* _Given exercise_
Quote the records below in full, exactly as given, with the images taken out.

(Stored data)

+-------+

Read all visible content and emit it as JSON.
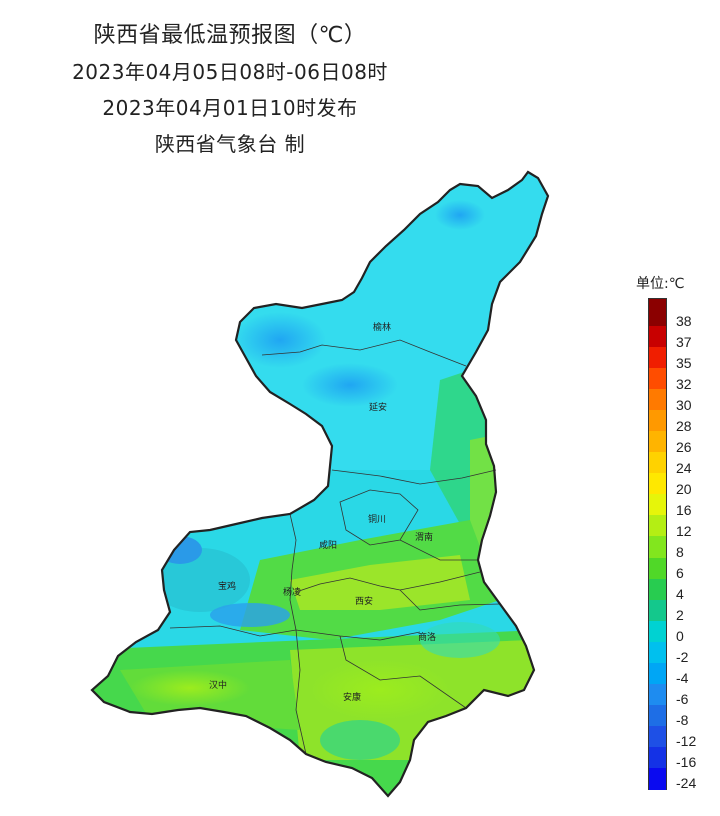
{
  "header": {
    "title": "陕西省最低温预报图（℃）",
    "period": "2023年04月05日08时-06日08时",
    "issued": "2023年04月01日10时发布",
    "agency": "陕西省气象台 制"
  },
  "cities": [
    "榆林",
    "延安",
    "铜川",
    "咸阳",
    "渭南",
    "宝鸡",
    "杨凌",
    "西安",
    "商洛",
    "汉中",
    "安康"
  ],
  "legend": {
    "title": "单位:℃",
    "labels": [
      "38",
      "37",
      "35",
      "32",
      "30",
      "28",
      "26",
      "24",
      "20",
      "16",
      "12",
      "8",
      "6",
      "4",
      "2",
      "0",
      "-2",
      "-4",
      "-6",
      "-8",
      "-12",
      "-16",
      "-24"
    ],
    "colors": [
      "#8b0000",
      "#c80000",
      "#f01e00",
      "#ff4d00",
      "#ff7a00",
      "#ff9900",
      "#ffb400",
      "#ffd200",
      "#ffe800",
      "#e6f50a",
      "#b4ee14",
      "#82e61e",
      "#50d828",
      "#28cc50",
      "#14c88c",
      "#00d2d2",
      "#00c0ee",
      "#00a6f5",
      "#1e8cf0",
      "#1e6ee6",
      "#1e50e6",
      "#1432e6",
      "#0a0af0"
    ]
  }
}
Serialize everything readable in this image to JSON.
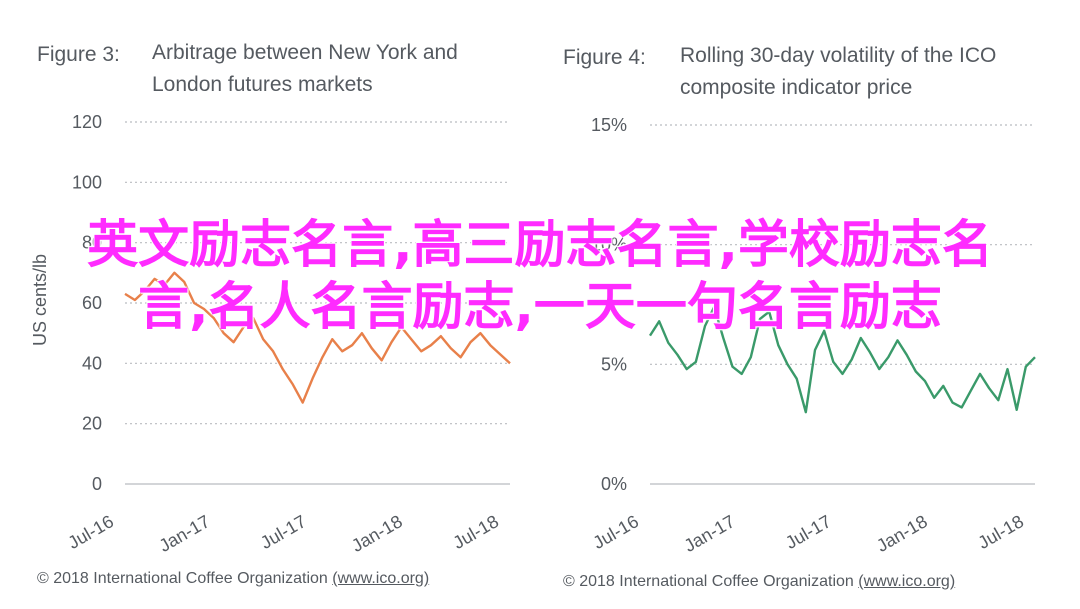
{
  "overlay_text": "英文励志名言,高三励志名言,学校励志名言,名人名言励志,一天一句名言励志",
  "chart_data": [
    {
      "type": "line",
      "figure_label": "Figure 3:",
      "title": "Arbitrage between New York and London futures markets",
      "ylabel": "US cents/lb",
      "ylim": [
        0,
        120
      ],
      "yticks": [
        "0",
        "20",
        "40",
        "60",
        "80",
        "100",
        "120"
      ],
      "xticks": [
        "Jul-16",
        "Jan-17",
        "Jul-17",
        "Jan-18",
        "Jul-18"
      ],
      "x_start": "2016-07",
      "x_end": "2018-07",
      "color": "#e8804a",
      "series": [
        {
          "values": [
            63,
            61,
            64,
            68,
            66,
            70,
            67,
            60,
            58,
            55,
            50,
            47,
            52,
            55,
            48,
            44,
            38,
            33,
            27,
            35,
            42,
            48,
            44,
            46,
            50,
            45,
            41,
            47,
            52,
            48,
            44,
            46,
            49,
            45,
            42,
            47,
            50,
            46,
            43,
            40
          ]
        }
      ],
      "footer": "© 2018 International Coffee Organization",
      "footer_link": "(www.ico.org)"
    },
    {
      "type": "line",
      "figure_label": "Figure 4:",
      "title": "Rolling 30-day volatility of the ICO composite indicator price",
      "ylim": [
        0,
        15
      ],
      "yticks": [
        "0%",
        "5%",
        "10%",
        "15%"
      ],
      "xticks": [
        "Jul-16",
        "Jan-17",
        "Jul-17",
        "Jan-18",
        "Jul-18"
      ],
      "x_start": "2016-07",
      "x_end": "2018-08",
      "color": "#3a9a6a",
      "series": [
        {
          "values": [
            6.2,
            6.8,
            5.9,
            5.4,
            4.8,
            5.1,
            6.6,
            7.4,
            6.1,
            4.9,
            4.6,
            5.3,
            6.9,
            7.2,
            5.8,
            5.0,
            4.4,
            3.0,
            5.6,
            6.4,
            5.1,
            4.6,
            5.2,
            6.1,
            5.5,
            4.8,
            5.3,
            6.0,
            5.4,
            4.7,
            4.3,
            3.6,
            4.1,
            3.4,
            3.2,
            3.9,
            4.6,
            4.0,
            3.5,
            4.8,
            3.1,
            4.9,
            5.3
          ]
        }
      ],
      "footer": "© 2018 International Coffee Organization",
      "footer_link": "(www.ico.org)"
    }
  ]
}
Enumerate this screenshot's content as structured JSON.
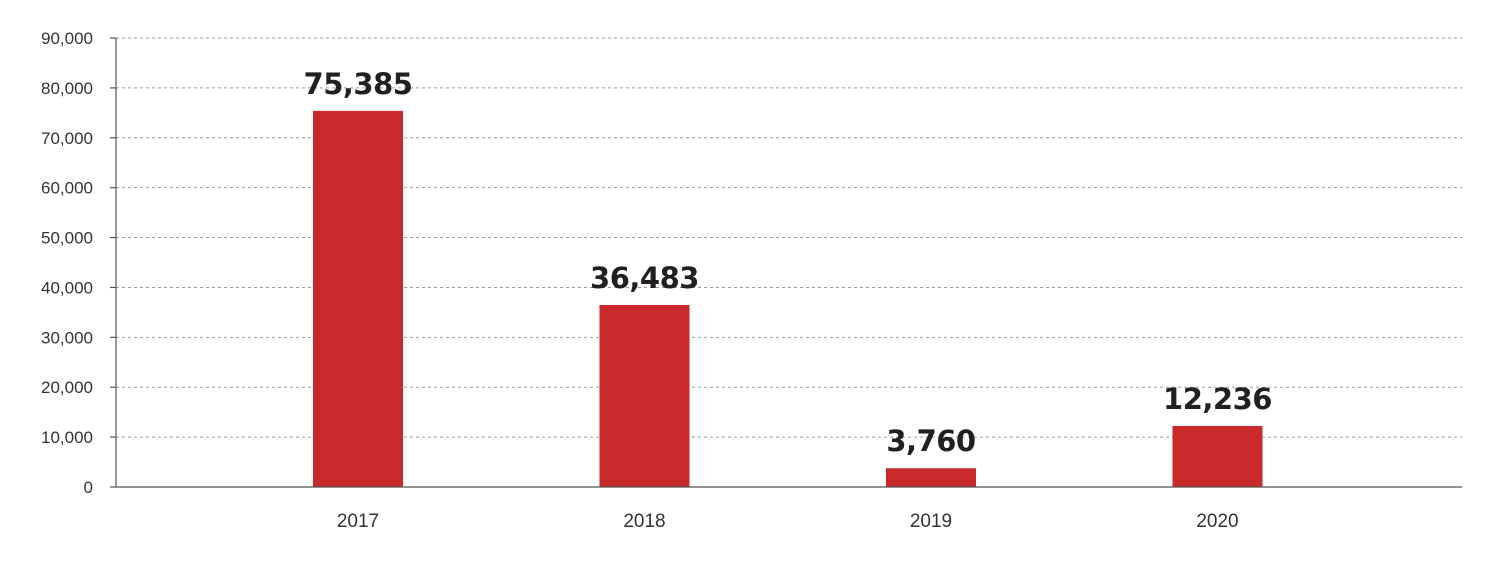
{
  "chart_data": {
    "type": "bar",
    "title": "",
    "xlabel": "",
    "ylabel": "",
    "categories": [
      "2017",
      "2018",
      "2019",
      "2020"
    ],
    "values": [
      75385,
      36483,
      3760,
      12236
    ],
    "data_labels": [
      "75,385",
      "36,483",
      "3,760",
      "12,236"
    ],
    "ylim": [
      0,
      90000
    ],
    "yticks": [
      0,
      10000,
      20000,
      30000,
      40000,
      50000,
      60000,
      70000,
      80000,
      90000
    ],
    "ytick_labels": [
      "0",
      "10,000",
      "20,000",
      "30,000",
      "40,000",
      "50,000",
      "60,000",
      "70,000",
      "80,000",
      "90,000"
    ],
    "grid": true,
    "legend": "none",
    "bar_color": "#c8292b"
  }
}
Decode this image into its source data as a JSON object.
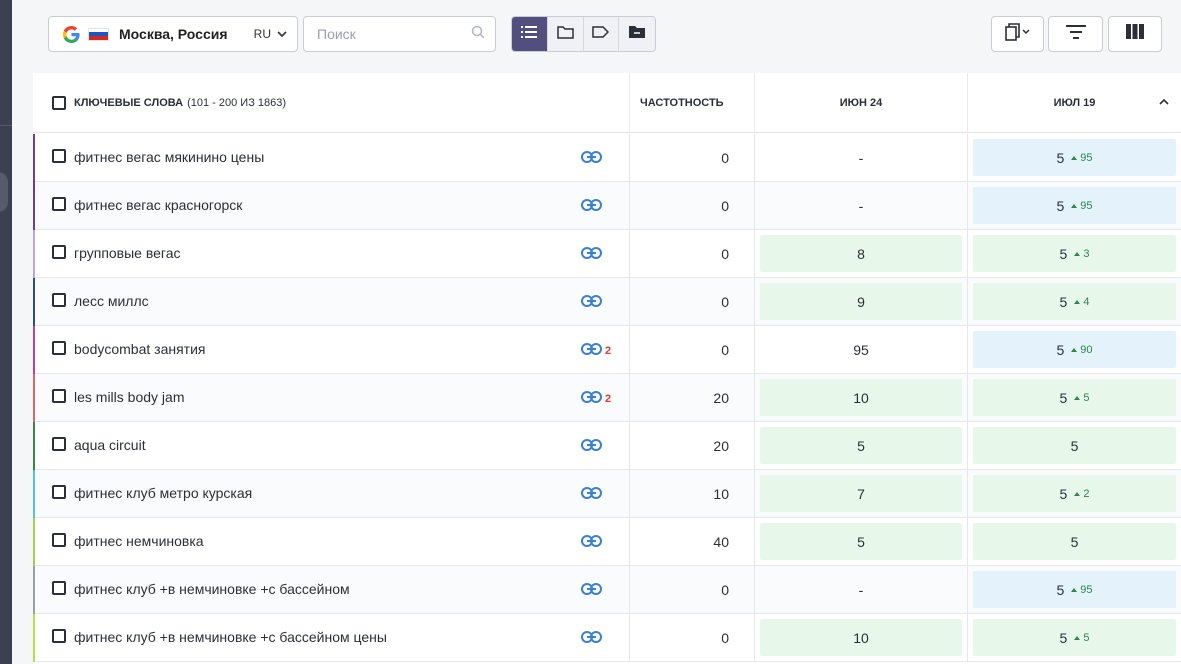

+-------+

* _Exercise output_
Read all visible content and emit it as JSON.
{
  "header": {
    "title": "陕西省最低温预报图（℃）",
    "period": "2023年04月05日08时-06日08时",
    "issued": "2023年04月01日10时发布",
    "agency": "陕西省气象台 制"
  },
  "cities": [
    "榆林",
    "延安",
    "铜川",
    "咸阳",
    "渭南",
    "宝鸡",
    "杨凌",
    "西安",
    "商洛",
    "汉中",
    "安康"
  ],
  "legend": {
    "title": "单位:℃",
    "labels": [
      "38",
      "37",
      "35",
      "32",
      "30",
      "28",
      "26",
      "24",
      "20",
      "16",
      "12",
      "8",
      "6",
      "4",
      "2",
      "0",
      "-2",
      "-4",
      "-6",
      "-8",
      "-12",
      "-16",
      "-24"
    ],
    "colors": [
      "#8b0000",
      "#c80000",
      "#f01e00",
      "#ff4d00",
      "#ff7a00",
      "#ff9900",
      "#ffb400",
      "#ffd200",
      "#ffe800",
      "#e6f50a",
      "#b4ee14",
      "#82e61e",
      "#50d828",
      "#28cc50",
      "#14c88c",
      "#00d2d2",
      "#00c0ee",
      "#00a6f5",
      "#1e8cf0",
      "#1e6ee6",
      "#1e50e6",
      "#1432e6",
      "#0a0af0"
    ]
  }
}
Serialize everything readable in this image to JSON.
{
  "overlay_text": "英文励志名言,高三励志名言,学校励志名言,名人名言励志,一天一句名言励志",
  "chart_data": [
    {
      "type": "line",
      "figure_label": "Figure 3:",
      "title": "Arbitrage between New York and London futures markets",
      "ylabel": "US cents/lb",
      "ylim": [
        0,
        120
      ],
      "yticks": [
        "0",
        "20",
        "40",
        "60",
        "80",
        "100",
        "120"
      ],
      "xticks": [
        "Jul-16",
        "Jan-17",
        "Jul-17",
        "Jan-18",
        "Jul-18"
      ],
      "x_start": "2016-07",
      "x_end": "2018-07",
      "color": "#e8804a",
      "series": [
        {
          "values": [
            63,
            61,
            64,
            68,
            66,
            70,
            67,
            60,
            58,
            55,
            50,
            47,
            52,
            55,
            48,
            44,
            38,
            33,
            27,
            35,
            42,
            48,
            44,
            46,
            50,
            45,
            41,
            47,
            52,
            48,
            44,
            46,
            49,
            45,
            42,
            47,
            50,
            46,
            43,
            40
          ]
        }
      ],
      "footer": "© 2018 International Coffee Organization",
      "footer_link": "(www.ico.org)"
    },
    {
      "type": "line",
      "figure_label": "Figure 4:",
      "title": "Rolling 30-day volatility of the ICO composite indicator price",
      "ylim": [
        0,
        15
      ],
      "yticks": [
        "0%",
        "5%",
        "10%",
        "15%"
      ],
      "xticks": [
        "Jul-16",
        "Jan-17",
        "Jul-17",
        "Jan-18",
        "Jul-18"
      ],
      "x_start": "2016-07",
      "x_end": "2018-08",
      "color": "#3a9a6a",
      "series": [
        {
          "values": [
            6.2,
            6.8,
            5.9,
            5.4,
            4.8,
            5.1,
            6.6,
            7.4,
            6.1,
            4.9,
            4.6,
            5.3,
            6.9,
            7.2,
            5.8,
            5.0,
            4.4,
            3.0,
            5.6,
            6.4,
            5.1,
            4.6,
            5.2,
            6.1,
            5.5,
            4.8,
            5.3,
            6.0,
            5.4,
            4.7,
            4.3,
            3.6,
            4.1,
            3.4,
            3.2,
            3.9,
            4.6,
            4.0,
            3.5,
            4.8,
            3.1,
            4.9,
            5.3
          ]
        }
      ],
      "footer": "© 2018 International Coffee Organization",
      "footer_link": "(www.ico.org)"
    }
  ]
}
Enumerate this screenshot's content as structured JSON.
{
  "chart_data": {
    "type": "bar",
    "title": "",
    "xlabel": "",
    "ylabel": "",
    "categories": [
      "2017",
      "2018",
      "2019",
      "2020"
    ],
    "values": [
      75385,
      36483,
      3760,
      12236
    ],
    "data_labels": [
      "75,385",
      "36,483",
      "3,760",
      "12,236"
    ],
    "ylim": [
      0,
      90000
    ],
    "yticks": [
      0,
      10000,
      20000,
      30000,
      40000,
      50000,
      60000,
      70000,
      80000,
      90000
    ],
    "ytick_labels": [
      "0",
      "10,000",
      "20,000",
      "30,000",
      "40,000",
      "50,000",
      "60,000",
      "70,000",
      "80,000",
      "90,000"
    ],
    "grid": true,
    "legend": "none",
    "bar_color": "#c8292b"
  }
}
Decode this image into its source data as a JSON object.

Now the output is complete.